> _TASK DETAILS_:
Print the records below exactly as they appear.

* begin DATA TO PROCESS *

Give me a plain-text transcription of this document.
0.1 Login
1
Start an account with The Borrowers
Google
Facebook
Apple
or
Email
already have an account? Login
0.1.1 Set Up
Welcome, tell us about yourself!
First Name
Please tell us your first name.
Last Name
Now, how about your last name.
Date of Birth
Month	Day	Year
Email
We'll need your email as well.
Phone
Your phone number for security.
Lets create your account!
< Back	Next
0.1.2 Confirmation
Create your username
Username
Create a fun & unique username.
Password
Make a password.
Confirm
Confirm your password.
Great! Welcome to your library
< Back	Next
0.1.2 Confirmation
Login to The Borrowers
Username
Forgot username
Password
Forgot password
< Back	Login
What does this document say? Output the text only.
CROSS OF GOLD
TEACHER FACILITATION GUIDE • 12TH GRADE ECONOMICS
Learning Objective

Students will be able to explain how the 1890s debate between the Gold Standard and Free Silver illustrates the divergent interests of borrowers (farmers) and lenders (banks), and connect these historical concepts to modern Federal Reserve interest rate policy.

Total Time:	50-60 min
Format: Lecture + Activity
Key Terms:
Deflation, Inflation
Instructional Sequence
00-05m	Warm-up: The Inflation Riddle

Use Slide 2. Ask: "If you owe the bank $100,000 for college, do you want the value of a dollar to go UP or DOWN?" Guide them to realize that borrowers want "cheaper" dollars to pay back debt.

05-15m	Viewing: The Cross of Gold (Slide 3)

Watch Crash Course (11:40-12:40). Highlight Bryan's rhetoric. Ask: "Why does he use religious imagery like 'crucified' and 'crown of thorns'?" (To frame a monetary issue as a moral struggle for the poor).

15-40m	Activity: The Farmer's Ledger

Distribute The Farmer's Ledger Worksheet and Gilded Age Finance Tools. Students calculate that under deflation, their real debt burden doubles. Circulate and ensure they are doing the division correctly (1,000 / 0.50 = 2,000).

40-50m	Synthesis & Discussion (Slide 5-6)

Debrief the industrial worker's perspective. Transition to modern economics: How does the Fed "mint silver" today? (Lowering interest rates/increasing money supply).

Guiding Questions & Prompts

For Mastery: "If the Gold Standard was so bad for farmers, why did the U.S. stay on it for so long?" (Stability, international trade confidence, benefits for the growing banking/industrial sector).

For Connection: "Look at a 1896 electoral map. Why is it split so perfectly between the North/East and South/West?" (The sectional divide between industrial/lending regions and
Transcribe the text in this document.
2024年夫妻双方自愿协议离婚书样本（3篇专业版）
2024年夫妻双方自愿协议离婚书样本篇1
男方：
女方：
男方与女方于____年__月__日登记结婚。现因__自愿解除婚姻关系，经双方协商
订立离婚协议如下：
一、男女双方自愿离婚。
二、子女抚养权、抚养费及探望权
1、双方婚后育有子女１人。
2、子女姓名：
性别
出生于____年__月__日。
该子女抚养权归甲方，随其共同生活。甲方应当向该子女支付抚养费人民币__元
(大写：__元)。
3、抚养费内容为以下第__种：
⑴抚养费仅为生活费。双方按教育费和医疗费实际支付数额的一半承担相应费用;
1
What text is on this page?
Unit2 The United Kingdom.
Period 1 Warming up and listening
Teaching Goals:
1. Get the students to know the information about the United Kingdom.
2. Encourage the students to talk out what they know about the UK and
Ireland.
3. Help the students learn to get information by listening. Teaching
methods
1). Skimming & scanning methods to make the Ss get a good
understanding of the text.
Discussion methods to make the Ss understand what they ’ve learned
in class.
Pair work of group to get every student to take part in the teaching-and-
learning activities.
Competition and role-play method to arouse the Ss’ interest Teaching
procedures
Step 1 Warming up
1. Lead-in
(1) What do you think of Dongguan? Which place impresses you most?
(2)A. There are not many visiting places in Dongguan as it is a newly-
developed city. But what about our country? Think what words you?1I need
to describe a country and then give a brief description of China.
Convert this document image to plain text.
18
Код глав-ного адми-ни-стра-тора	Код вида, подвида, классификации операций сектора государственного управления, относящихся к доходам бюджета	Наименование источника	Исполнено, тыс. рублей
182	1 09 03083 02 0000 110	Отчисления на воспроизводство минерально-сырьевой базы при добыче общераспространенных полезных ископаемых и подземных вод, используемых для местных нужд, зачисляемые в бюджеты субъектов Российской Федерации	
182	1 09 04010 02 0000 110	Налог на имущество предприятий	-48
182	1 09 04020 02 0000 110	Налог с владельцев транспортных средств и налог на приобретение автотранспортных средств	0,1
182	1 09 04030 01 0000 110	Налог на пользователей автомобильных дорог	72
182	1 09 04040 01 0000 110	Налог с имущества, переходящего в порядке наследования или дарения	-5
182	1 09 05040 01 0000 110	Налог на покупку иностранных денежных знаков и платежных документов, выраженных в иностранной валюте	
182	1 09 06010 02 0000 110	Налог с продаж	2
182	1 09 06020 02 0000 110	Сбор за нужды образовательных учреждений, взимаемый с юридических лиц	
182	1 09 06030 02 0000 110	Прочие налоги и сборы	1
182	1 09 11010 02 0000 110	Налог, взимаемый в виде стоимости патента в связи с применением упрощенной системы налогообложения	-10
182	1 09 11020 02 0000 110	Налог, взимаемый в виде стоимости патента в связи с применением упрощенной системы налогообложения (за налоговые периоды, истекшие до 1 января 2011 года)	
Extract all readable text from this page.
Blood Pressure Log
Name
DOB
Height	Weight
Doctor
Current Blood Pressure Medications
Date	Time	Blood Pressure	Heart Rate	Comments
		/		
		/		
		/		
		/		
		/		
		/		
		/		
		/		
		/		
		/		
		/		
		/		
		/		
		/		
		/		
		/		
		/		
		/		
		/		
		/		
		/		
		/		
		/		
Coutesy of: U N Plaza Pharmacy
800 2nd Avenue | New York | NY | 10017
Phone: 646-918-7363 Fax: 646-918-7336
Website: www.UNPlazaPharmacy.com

* end DATA TO PROCESS *

> _THE OUTPUT_:
Give me a plain-text transcription of this document.
0.1 Login
1
Start an account with The Borrowers
Google
Facebook
Apple
or
Email
already have an account? Login
0.1.1 Set Up
Welcome, tell us about yourself!
First Name
Please tell us your first name.
Last Name
Now, how about your last name.
Date of Birth
Month	Day	Year
Email
We'll need your email as well.
Phone
Your phone number for security.
Lets create your account!
< Back	Next
0.1.2 Confirmation
Create your username
Username
Create a fun & unique username.
Password
Make a password.
Confirm
Confirm your password.
Great! Welcome to your library
< Back	Next
0.1.2 Confirmation
Login to The Borrowers
Username
Forgot username
Password
Forgot password
< Back	Login
What does this document say? Output the text only.
CROSS OF GOLD
TEACHER FACILITATION GUIDE • 12TH GRADE ECONOMICS
Learning Objective

Students will be able to explain how the 1890s debate between the Gold Standard and Free Silver illustrates the divergent interests of borrowers (farmers) and lenders (banks), and connect these historical concepts to modern Federal Reserve interest rate policy.

Total Time:	50-60 min
Format: Lecture + Activity
Key Terms:
Deflation, Inflation
Instructional Sequence
00-05m	Warm-up: The Inflation Riddle

Use Slide 2. Ask: "If you owe the bank $100,000 for college, do you want the value of a dollar to go UP or DOWN?" Guide them to realize that borrowers want "cheaper" dollars to pay back debt.

05-15m	Viewing: The Cross of Gold (Slide 3)

Watch Crash Course (11:40-12:40). Highlight Bryan's rhetoric. Ask: "Why does he use religious imagery like 'crucified' and 'crown of thorns'?" (To frame a monetary issue as a moral struggle for the poor).

15-40m	Activity: The Farmer's Ledger

Distribute The Farmer's Ledger Worksheet and Gilded Age Finance Tools. Students calculate that under deflation, their real debt burden doubles. Circulate and ensure they are doing the division correctly (1,000 / 0.50 = 2,000).

40-50m	Synthesis & Discussion (Slide 5-6)

Debrief the industrial worker's perspective. Transition to modern economics: How does the Fed "mint silver" today? (Lowering interest rates/increasing money supply).

Guiding Questions & Prompts

For Mastery: "If the Gold Standard was so bad for farmers, why did the U.S. stay on it for so long?" (Stability, international trade confidence, benefits for the growing banking/industrial sector).

For Connection: "Look at a 1896 electoral map. Why is it split so perfectly between the North/East and South/West?" (The sectional divide between industrial/lending regions and
Transcribe the text in this document.
2024年夫妻双方自愿协议离婚书样本（3篇专业版）
2024年夫妻双方自愿协议离婚书样本篇1
男方：
女方：
男方与女方于____年__月__日登记结婚。现因__自愿解除婚姻关系，经双方协商
订立离婚协议如下：
一、男女双方自愿离婚。
二、子女抚养权、抚养费及探望权
1、双方婚后育有子女１人。
2、子女姓名：
性别
出生于____年__月__日。
该子女抚养权归甲方，随其共同生活。甲方应当向该子女支付抚养费人民币__元
(大写：__元)。
3、抚养费内容为以下第__种：
⑴抚养费仅为生活费。双方按教育费和医疗费实际支付数额的一半承担相应费用;
1
What text is on this page?
Unit2 The United Kingdom.
Period 1 Warming up and listening
Teaching Goals:
1. Get the students to know the information about the United Kingdom.
2. Encourage the students to talk out what they know about the UK and
Ireland.
3. Help the students learn to get information by listening. Teaching
methods
1). Skimming & scanning methods to make the Ss get a good
understanding of the text.
Discussion methods to make the Ss understand what they ’ve learned
in class.
Pair work of group to get every student to take part in the teaching-and-
learning activities.
Competition and role-play method to arouse the Ss’ interest Teaching
procedures
Step 1 Warming up
1. Lead-in
(1) What do you think of Dongguan? Which place impresses you most?
(2)A. There are not many visiting places in Dongguan as it is a newly-
developed city. But what about our country? Think what words you?1I need
to describe a country and then give a brief description of China.
Convert this document image to plain text.
18
Код глав-ного адми-ни-стра-тора	Код вида, подвида, классификации операций сектора государственного управления, относящихся к доходам бюджета	Наименование источника	Исполнено, тыс. рублей
182	1 09 03083 02 0000 110	Отчисления на воспроизводство минерально-сырьевой базы при добыче общераспространенных полезных ископаемых и подземных вод, используемых для местных нужд, зачисляемые в бюджеты субъектов Российской Федерации	
182	1 09 04010 02 0000 110	Налог на имущество предприятий	-48
182	1 09 04020 02 0000 110	Налог с владельцев транспортных средств и налог на приобретение автотранспортных средств	0,1
182	1 09 04030 01 0000 110	Налог на пользователей автомобильных дорог	72
182	1 09 04040 01 0000 110	Налог с имущества, переходящего в порядке наследования или дарения	-5
182	1 09 05040 01 0000 110	Налог на покупку иностранных денежных знаков и платежных документов, выраженных в иностранной валюте	
182	1 09 06010 02 0000 110	Налог с продаж	2
182	1 09 06020 02 0000 110	Сбор за нужды образовательных учреждений, взимаемый с юридических лиц	
182	1 09 06030 02 0000 110	Прочие налоги и сборы	1
182	1 09 11010 02 0000 110	Налог, взимаемый в виде стоимости патента в связи с применением упрощенной системы налогообложения	-10
182	1 09 11020 02 0000 110	Налог, взимаемый в виде стоимости патента в связи с применением упрощенной системы налогообложения (за налоговые периоды, истекшие до 1 января 2011 года)	
Extract all readable text from this page.
Blood Pressure Log
Name
DOB
Height	Weight
Doctor
Current Blood Pressure Medications
Date	Time	Blood Pressure	Heart Rate	Comments
		/		
		/		
		/		
		/		
		/		
		/		
		/		
		/		
		/		
		/		
		/		
		/		
		/		
		/		
		/		
		/		
		/		
		/		
		/		
		/		
		/		
		/		
		/		
Coutesy of: U N Plaza Pharmacy
800 2nd Avenue | New York | NY | 10017
Phone: 646-918-7363 Fax: 646-918-7336
Website: www.UNPlazaPharmacy.com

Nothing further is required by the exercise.